[RAW DATA]
────────────────────────────────────────

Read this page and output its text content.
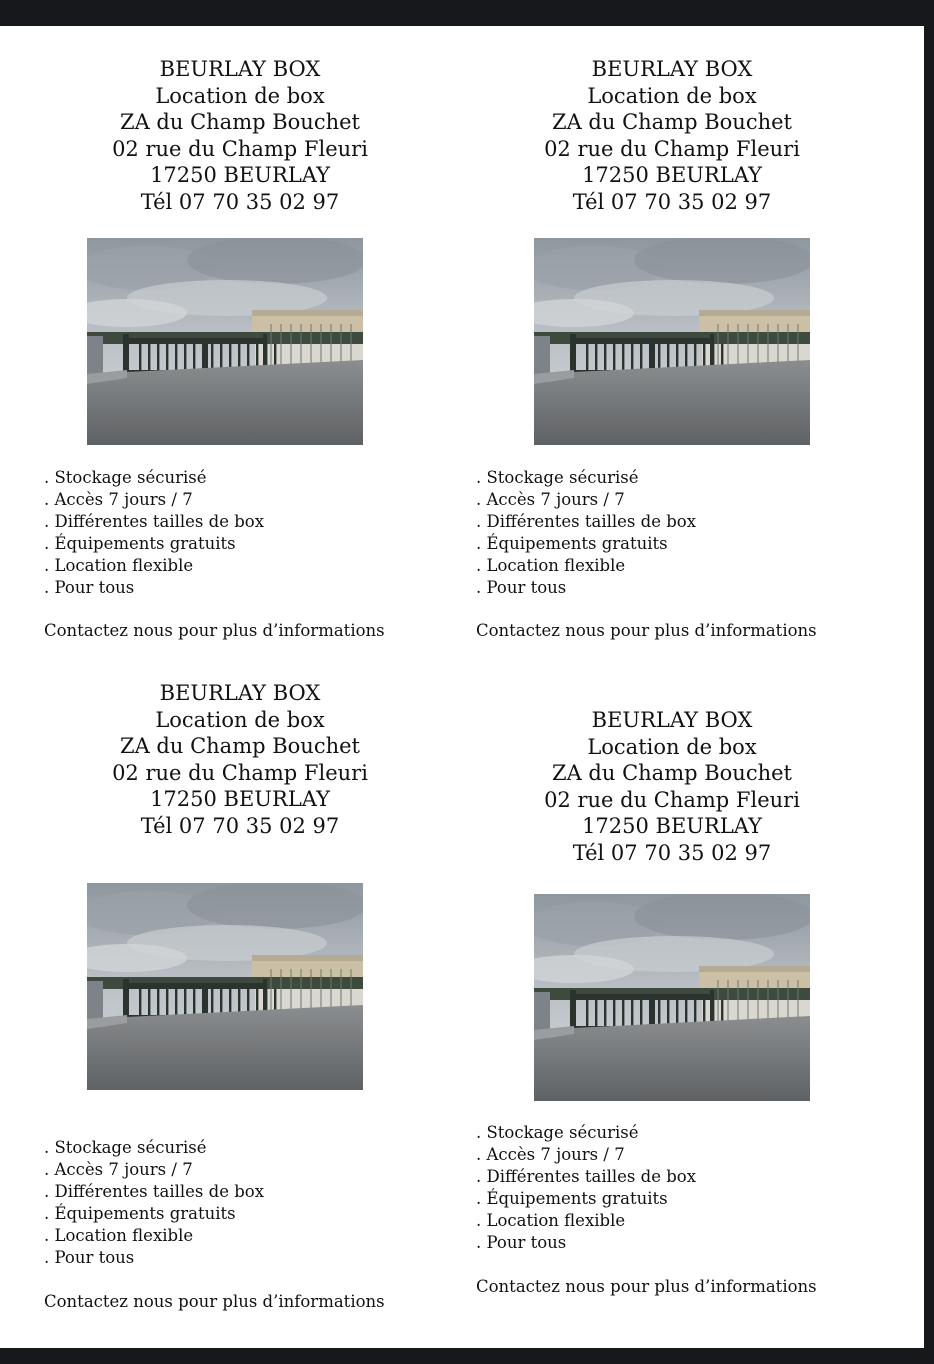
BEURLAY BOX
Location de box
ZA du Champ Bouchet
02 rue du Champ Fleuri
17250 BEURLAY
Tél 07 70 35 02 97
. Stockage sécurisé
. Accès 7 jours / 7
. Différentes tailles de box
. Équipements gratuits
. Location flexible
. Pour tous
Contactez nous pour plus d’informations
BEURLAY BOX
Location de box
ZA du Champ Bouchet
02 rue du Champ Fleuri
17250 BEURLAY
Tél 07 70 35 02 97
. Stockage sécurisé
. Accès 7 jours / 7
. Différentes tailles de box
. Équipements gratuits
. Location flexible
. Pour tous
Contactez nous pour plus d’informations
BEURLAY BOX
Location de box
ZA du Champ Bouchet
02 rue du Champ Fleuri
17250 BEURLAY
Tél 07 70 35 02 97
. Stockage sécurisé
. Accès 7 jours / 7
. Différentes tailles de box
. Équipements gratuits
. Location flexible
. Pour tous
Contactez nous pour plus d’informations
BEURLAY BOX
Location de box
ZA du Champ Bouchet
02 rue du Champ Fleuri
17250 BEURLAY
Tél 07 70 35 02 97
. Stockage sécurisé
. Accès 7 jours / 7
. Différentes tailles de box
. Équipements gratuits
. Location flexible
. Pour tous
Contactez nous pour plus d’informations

────────────────────────────────────────

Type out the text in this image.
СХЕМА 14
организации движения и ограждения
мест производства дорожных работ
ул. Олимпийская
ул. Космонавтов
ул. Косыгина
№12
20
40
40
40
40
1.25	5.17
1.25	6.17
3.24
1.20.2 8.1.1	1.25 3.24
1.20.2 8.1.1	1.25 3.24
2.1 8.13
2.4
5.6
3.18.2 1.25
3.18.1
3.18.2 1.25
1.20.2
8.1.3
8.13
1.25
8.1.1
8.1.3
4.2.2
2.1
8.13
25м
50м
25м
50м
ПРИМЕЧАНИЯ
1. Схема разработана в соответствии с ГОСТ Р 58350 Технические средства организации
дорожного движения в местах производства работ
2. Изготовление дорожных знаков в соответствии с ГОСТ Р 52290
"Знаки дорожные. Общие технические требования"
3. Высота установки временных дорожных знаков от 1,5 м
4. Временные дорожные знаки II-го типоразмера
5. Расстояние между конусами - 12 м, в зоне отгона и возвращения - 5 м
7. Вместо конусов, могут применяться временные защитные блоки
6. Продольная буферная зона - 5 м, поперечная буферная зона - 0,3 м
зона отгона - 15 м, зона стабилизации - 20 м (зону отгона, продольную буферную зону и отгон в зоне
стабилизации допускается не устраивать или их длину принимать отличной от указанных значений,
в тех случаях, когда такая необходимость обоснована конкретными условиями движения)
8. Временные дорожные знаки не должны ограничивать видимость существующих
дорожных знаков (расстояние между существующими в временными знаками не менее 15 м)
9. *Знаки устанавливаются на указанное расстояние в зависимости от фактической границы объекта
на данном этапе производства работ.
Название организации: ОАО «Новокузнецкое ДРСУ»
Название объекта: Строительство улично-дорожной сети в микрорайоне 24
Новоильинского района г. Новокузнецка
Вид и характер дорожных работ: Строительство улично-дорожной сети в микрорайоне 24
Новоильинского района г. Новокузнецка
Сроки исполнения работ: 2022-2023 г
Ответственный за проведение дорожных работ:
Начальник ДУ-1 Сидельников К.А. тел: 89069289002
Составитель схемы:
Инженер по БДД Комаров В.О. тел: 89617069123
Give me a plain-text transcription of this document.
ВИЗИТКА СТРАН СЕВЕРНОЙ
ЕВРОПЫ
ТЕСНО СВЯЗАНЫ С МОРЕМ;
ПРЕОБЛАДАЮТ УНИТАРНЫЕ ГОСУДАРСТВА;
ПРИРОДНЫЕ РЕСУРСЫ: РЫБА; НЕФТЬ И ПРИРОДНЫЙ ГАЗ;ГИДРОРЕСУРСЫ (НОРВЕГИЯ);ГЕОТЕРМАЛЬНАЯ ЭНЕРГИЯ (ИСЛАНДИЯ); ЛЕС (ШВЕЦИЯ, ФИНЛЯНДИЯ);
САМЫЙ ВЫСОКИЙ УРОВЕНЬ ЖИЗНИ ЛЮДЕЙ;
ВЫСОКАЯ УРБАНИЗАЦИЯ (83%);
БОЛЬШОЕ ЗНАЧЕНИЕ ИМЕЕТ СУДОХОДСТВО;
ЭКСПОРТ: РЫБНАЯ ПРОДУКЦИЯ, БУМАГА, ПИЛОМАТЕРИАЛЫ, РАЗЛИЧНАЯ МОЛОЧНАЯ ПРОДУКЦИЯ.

────────────────────────────────────────

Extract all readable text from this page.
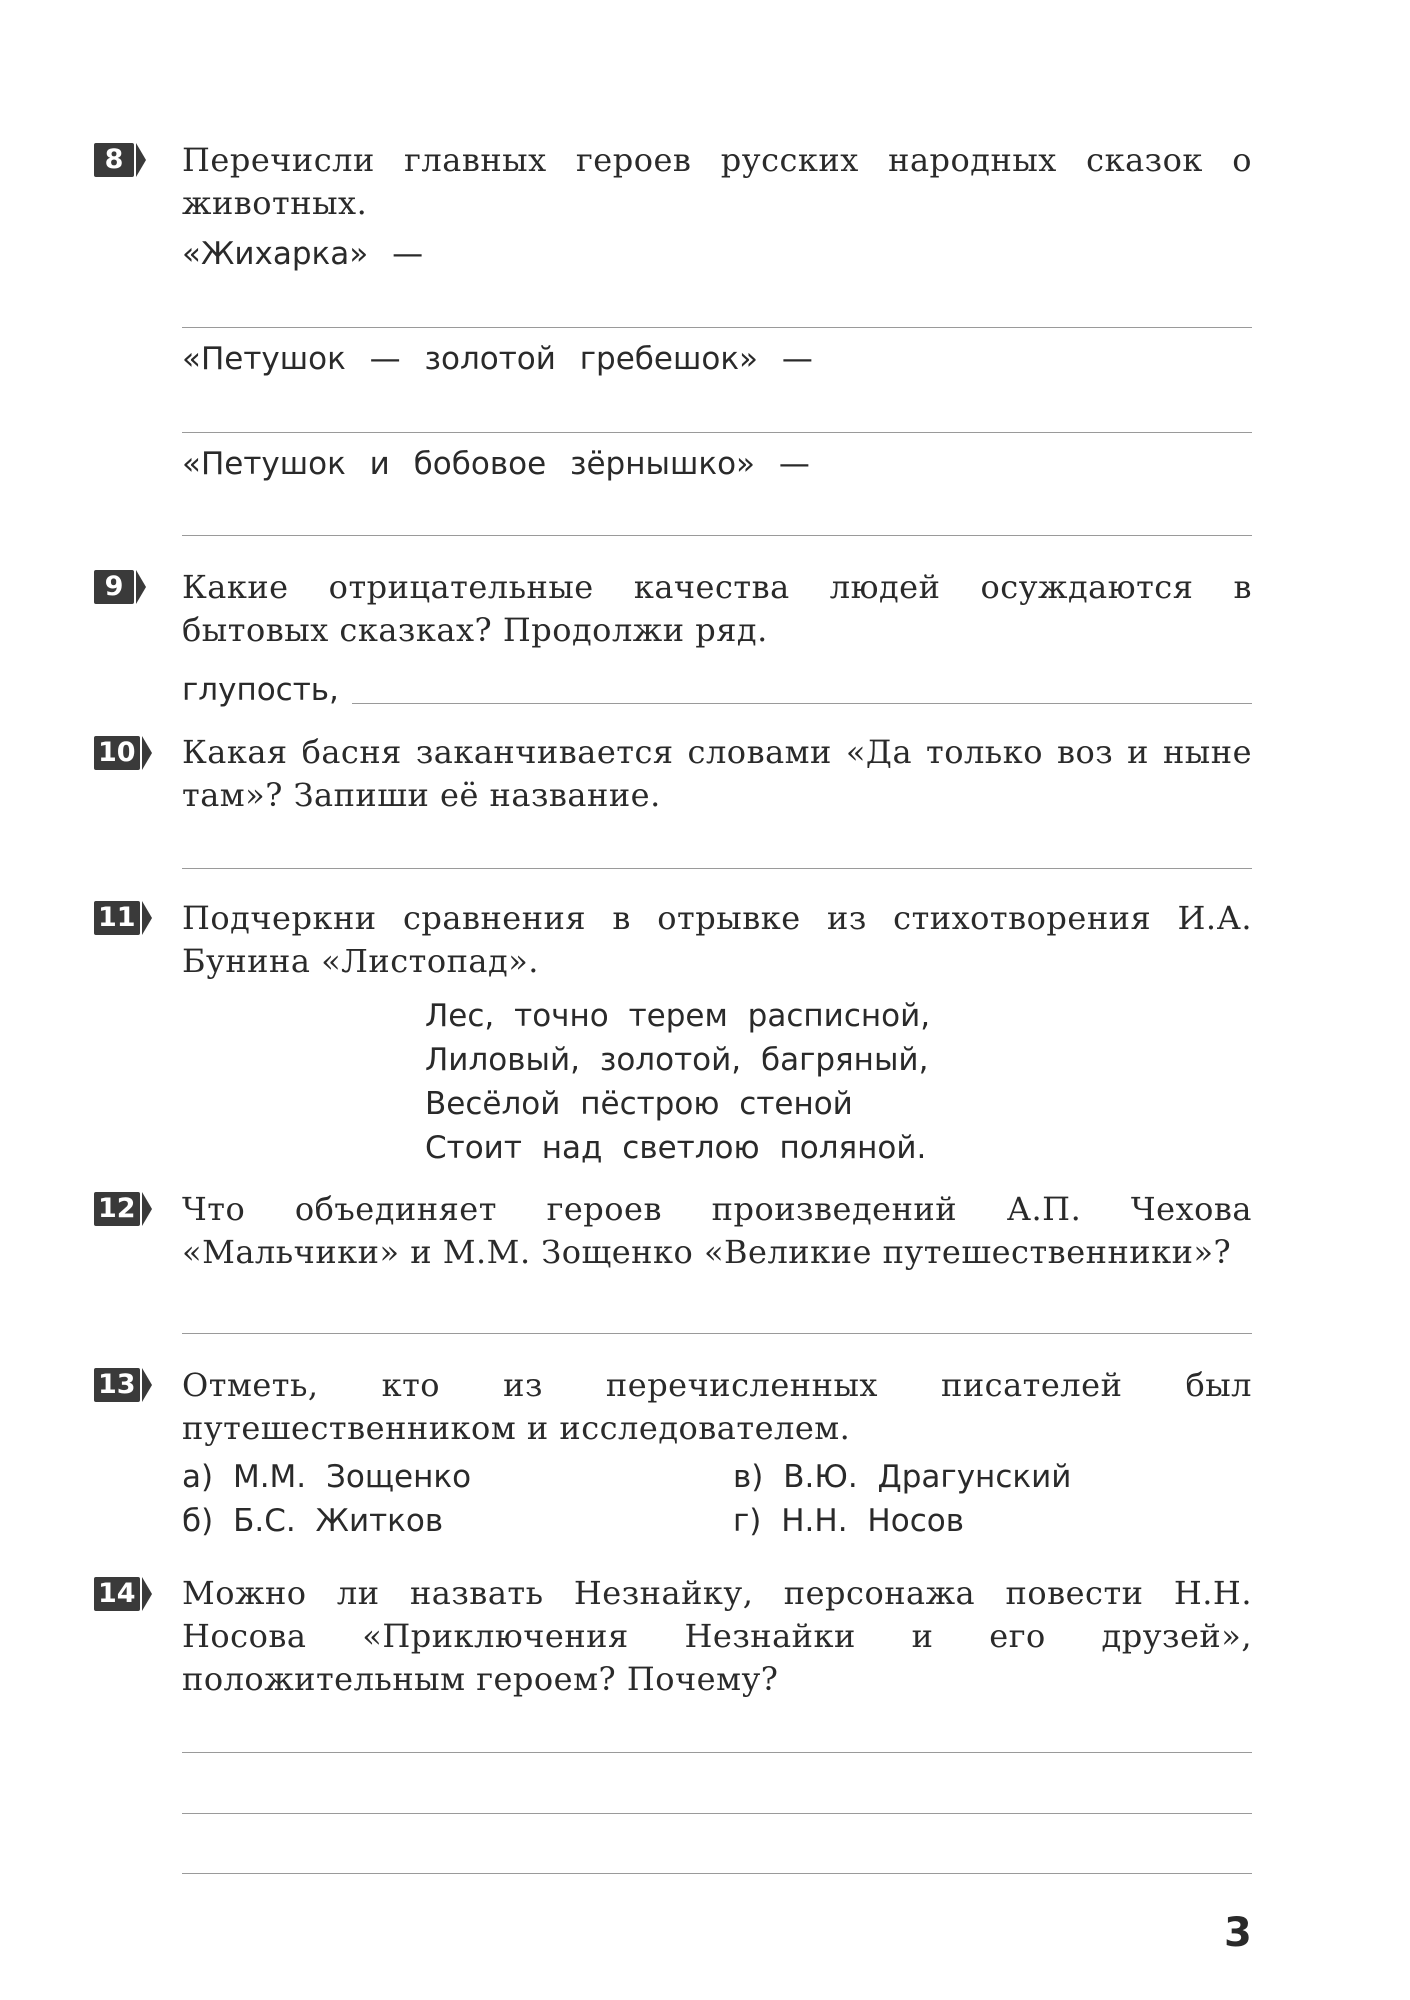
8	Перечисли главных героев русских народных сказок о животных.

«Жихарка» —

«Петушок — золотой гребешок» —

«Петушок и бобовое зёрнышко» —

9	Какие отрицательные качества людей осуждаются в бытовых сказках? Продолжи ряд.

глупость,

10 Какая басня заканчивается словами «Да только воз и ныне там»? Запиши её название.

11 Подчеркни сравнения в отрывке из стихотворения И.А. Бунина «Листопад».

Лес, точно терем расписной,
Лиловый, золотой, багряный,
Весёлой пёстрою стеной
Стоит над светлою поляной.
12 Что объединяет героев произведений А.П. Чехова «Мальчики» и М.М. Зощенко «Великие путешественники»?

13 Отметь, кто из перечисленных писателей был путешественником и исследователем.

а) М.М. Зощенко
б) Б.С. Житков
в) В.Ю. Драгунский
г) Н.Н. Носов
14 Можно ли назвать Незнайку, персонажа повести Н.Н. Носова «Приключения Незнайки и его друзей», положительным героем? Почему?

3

────────────────────────────────────────

Show every line in the entries where the string "Зощенко" occurs.

12 Что объединяет героев произведений А.П. Чехова «Мальчики» и М.М. Зощенко «Великие путешественники»?
а) М.М. Зощенко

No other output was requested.